── EXERCISE DATA ──

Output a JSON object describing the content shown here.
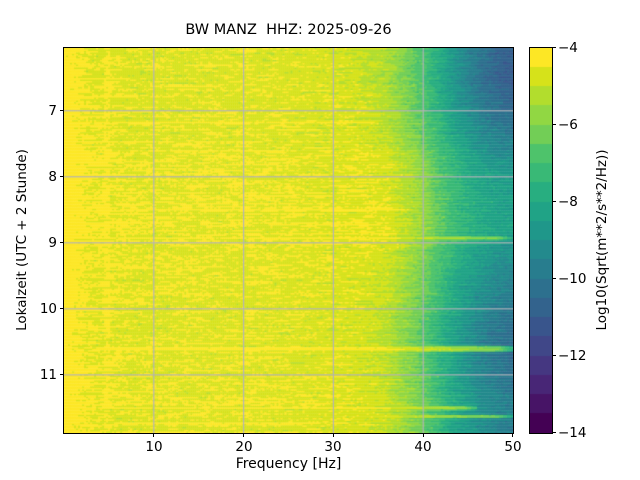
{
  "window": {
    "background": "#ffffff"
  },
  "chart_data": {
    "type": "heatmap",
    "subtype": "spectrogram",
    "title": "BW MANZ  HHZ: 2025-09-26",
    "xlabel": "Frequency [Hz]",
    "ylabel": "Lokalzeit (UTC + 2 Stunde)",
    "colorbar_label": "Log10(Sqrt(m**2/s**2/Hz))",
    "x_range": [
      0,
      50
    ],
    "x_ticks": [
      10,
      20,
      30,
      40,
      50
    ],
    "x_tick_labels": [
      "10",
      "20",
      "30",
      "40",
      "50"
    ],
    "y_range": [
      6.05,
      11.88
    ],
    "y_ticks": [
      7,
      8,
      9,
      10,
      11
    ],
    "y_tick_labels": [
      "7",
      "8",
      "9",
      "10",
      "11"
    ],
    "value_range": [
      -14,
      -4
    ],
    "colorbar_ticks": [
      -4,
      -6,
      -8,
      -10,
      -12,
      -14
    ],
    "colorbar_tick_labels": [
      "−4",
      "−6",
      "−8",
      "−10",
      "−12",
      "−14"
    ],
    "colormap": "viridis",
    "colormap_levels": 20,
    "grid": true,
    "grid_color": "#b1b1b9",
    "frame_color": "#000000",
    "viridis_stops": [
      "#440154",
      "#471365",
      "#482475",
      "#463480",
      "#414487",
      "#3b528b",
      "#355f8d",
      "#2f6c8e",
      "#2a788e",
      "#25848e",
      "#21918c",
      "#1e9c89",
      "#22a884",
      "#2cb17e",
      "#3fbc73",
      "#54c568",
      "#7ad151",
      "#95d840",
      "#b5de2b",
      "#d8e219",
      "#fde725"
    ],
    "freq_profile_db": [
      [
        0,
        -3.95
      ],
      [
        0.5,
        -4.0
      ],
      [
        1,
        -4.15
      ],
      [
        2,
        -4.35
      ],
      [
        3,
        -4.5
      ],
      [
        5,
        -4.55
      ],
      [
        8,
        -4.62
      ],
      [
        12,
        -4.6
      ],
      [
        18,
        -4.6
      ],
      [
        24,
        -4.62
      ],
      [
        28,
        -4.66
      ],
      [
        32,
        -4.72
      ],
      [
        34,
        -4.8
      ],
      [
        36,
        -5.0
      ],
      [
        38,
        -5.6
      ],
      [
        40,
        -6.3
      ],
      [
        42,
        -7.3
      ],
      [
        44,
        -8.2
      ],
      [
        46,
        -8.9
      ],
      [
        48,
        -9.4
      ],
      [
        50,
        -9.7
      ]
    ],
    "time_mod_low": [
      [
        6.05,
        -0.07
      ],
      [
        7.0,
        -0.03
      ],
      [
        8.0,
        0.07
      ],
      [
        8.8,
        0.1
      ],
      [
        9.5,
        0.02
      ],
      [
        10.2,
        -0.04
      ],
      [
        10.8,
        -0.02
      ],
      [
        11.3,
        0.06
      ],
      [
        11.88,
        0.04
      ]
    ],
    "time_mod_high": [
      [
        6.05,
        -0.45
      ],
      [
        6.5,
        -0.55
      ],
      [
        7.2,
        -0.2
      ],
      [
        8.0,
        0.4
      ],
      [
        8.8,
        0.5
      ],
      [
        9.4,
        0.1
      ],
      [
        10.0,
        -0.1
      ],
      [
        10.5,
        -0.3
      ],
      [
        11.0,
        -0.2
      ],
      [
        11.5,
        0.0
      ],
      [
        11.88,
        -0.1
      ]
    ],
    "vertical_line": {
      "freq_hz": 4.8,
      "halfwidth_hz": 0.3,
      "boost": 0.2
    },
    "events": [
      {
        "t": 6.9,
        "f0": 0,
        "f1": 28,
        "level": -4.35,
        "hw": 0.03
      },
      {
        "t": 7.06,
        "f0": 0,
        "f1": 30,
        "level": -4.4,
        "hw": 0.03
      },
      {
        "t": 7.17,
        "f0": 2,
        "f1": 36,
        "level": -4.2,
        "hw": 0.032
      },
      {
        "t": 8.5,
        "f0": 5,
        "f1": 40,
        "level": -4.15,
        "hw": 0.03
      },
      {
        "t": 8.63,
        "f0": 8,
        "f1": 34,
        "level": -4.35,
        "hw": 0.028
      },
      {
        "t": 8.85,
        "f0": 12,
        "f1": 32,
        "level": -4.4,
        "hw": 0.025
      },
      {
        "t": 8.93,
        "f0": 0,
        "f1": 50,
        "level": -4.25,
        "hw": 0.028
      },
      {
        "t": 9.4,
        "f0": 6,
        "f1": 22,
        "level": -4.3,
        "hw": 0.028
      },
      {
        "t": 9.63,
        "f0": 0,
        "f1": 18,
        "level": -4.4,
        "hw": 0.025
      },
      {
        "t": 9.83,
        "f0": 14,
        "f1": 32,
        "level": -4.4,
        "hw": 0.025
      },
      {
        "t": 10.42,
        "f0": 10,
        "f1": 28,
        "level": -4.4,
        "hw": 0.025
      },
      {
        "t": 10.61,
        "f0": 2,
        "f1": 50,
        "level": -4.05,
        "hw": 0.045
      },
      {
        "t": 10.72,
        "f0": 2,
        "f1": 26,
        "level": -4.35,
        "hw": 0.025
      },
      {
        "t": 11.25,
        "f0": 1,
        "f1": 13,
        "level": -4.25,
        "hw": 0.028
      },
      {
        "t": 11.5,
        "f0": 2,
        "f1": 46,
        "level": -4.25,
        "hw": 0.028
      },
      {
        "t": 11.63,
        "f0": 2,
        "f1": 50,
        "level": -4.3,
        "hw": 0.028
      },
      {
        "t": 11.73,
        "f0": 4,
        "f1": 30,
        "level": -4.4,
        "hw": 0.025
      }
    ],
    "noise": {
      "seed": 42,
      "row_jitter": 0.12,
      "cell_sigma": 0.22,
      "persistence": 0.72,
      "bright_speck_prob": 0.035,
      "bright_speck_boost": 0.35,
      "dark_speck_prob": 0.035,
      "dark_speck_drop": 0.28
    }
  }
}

───

PROBLEM DETAILS:
Reproduce the material in full, word for word, and omit the pictures.

RESPONSE BELOW:
Output a JSON object describing the content shown here.
{
  "window": {
    "background": "#ffffff"
  },
  "chart_data": {
    "type": "heatmap",
    "subtype": "spectrogram",
    "title": "BW MANZ  HHZ: 2025-09-26",
    "xlabel": "Frequency [Hz]",
    "ylabel": "Lokalzeit (UTC + 2 Stunde)",
    "colorbar_label": "Log10(Sqrt(m**2/s**2/Hz))",
    "x_range": [
      0,
      50
    ],
    "x_ticks": [
      10,
      20,
      30,
      40,
      50
    ],
    "x_tick_labels": [
      "10",
      "20",
      "30",
      "40",
      "50"
    ],
    "y_range": [
      6.05,
      11.88
    ],
    "y_ticks": [
      7,
      8,
      9,
      10,
      11
    ],
    "y_tick_labels": [
      "7",
      "8",
      "9",
      "10",
      "11"
    ],
    "value_range": [
      -14,
      -4
    ],
    "colorbar_ticks": [
      -4,
      -6,
      -8,
      -10,
      -12,
      -14
    ],
    "colorbar_tick_labels": [
      "−4",
      "−6",
      "−8",
      "−10",
      "−12",
      "−14"
    ],
    "colormap": "viridis",
    "colormap_levels": 20,
    "grid": true,
    "grid_color": "#b1b1b9",
    "frame_color": "#000000",
    "viridis_stops": [
      "#440154",
      "#471365",
      "#482475",
      "#463480",
      "#414487",
      "#3b528b",
      "#355f8d",
      "#2f6c8e",
      "#2a788e",
      "#25848e",
      "#21918c",
      "#1e9c89",
      "#22a884",
      "#2cb17e",
      "#3fbc73",
      "#54c568",
      "#7ad151",
      "#95d840",
      "#b5de2b",
      "#d8e219",
      "#fde725"
    ],
    "freq_profile_db": [
      [
        0,
        -3.95
      ],
      [
        0.5,
        -4.0
      ],
      [
        1,
        -4.15
      ],
      [
        2,
        -4.35
      ],
      [
        3,
        -4.5
      ],
      [
        5,
        -4.55
      ],
      [
        8,
        -4.62
      ],
      [
        12,
        -4.6
      ],
      [
        18,
        -4.6
      ],
      [
        24,
        -4.62
      ],
      [
        28,
        -4.66
      ],
      [
        32,
        -4.72
      ],
      [
        34,
        -4.8
      ],
      [
        36,
        -5.0
      ],
      [
        38,
        -5.6
      ],
      [
        40,
        -6.3
      ],
      [
        42,
        -7.3
      ],
      [
        44,
        -8.2
      ],
      [
        46,
        -8.9
      ],
      [
        48,
        -9.4
      ],
      [
        50,
        -9.7
      ]
    ],
    "time_mod_low": [
      [
        6.05,
        -0.07
      ],
      [
        7.0,
        -0.03
      ],
      [
        8.0,
        0.07
      ],
      [
        8.8,
        0.1
      ],
      [
        9.5,
        0.02
      ],
      [
        10.2,
        -0.04
      ],
      [
        10.8,
        -0.02
      ],
      [
        11.3,
        0.06
      ],
      [
        11.88,
        0.04
      ]
    ],
    "time_mod_high": [
      [
        6.05,
        -0.45
      ],
      [
        6.5,
        -0.55
      ],
      [
        7.2,
        -0.2
      ],
      [
        8.0,
        0.4
      ],
      [
        8.8,
        0.5
      ],
      [
        9.4,
        0.1
      ],
      [
        10.0,
        -0.1
      ],
      [
        10.5,
        -0.3
      ],
      [
        11.0,
        -0.2
      ],
      [
        11.5,
        0.0
      ],
      [
        11.88,
        -0.1
      ]
    ],
    "vertical_line": {
      "freq_hz": 4.8,
      "halfwidth_hz": 0.3,
      "boost": 0.2
    },
    "events": [
      {
        "t": 6.9,
        "f0": 0,
        "f1": 28,
        "level": -4.35,
        "hw": 0.03
      },
      {
        "t": 7.06,
        "f0": 0,
        "f1": 30,
        "level": -4.4,
        "hw": 0.03
      },
      {
        "t": 7.17,
        "f0": 2,
        "f1": 36,
        "level": -4.2,
        "hw": 0.032
      },
      {
        "t": 8.5,
        "f0": 5,
        "f1": 40,
        "level": -4.15,
        "hw": 0.03
      },
      {
        "t": 8.63,
        "f0": 8,
        "f1": 34,
        "level": -4.35,
        "hw": 0.028
      },
      {
        "t": 8.85,
        "f0": 12,
        "f1": 32,
        "level": -4.4,
        "hw": 0.025
      },
      {
        "t": 8.93,
        "f0": 0,
        "f1": 50,
        "level": -4.25,
        "hw": 0.028
      },
      {
        "t": 9.4,
        "f0": 6,
        "f1": 22,
        "level": -4.3,
        "hw": 0.028
      },
      {
        "t": 9.63,
        "f0": 0,
        "f1": 18,
        "level": -4.4,
        "hw": 0.025
      },
      {
        "t": 9.83,
        "f0": 14,
        "f1": 32,
        "level": -4.4,
        "hw": 0.025
      },
      {
        "t": 10.42,
        "f0": 10,
        "f1": 28,
        "level": -4.4,
        "hw": 0.025
      },
      {
        "t": 10.61,
        "f0": 2,
        "f1": 50,
        "level": -4.05,
        "hw": 0.045
      },
      {
        "t": 10.72,
        "f0": 2,
        "f1": 26,
        "level": -4.35,
        "hw": 0.025
      },
      {
        "t": 11.25,
        "f0": 1,
        "f1": 13,
        "level": -4.25,
        "hw": 0.028
      },
      {
        "t": 11.5,
        "f0": 2,
        "f1": 46,
        "level": -4.25,
        "hw": 0.028
      },
      {
        "t": 11.63,
        "f0": 2,
        "f1": 50,
        "level": -4.3,
        "hw": 0.028
      },
      {
        "t": 11.73,
        "f0": 4,
        "f1": 30,
        "level": -4.4,
        "hw": 0.025
      }
    ],
    "noise": {
      "seed": 42,
      "row_jitter": 0.12,
      "cell_sigma": 0.22,
      "persistence": 0.72,
      "bright_speck_prob": 0.035,
      "bright_speck_boost": 0.35,
      "dark_speck_prob": 0.035,
      "dark_speck_drop": 0.28
    }
  }
}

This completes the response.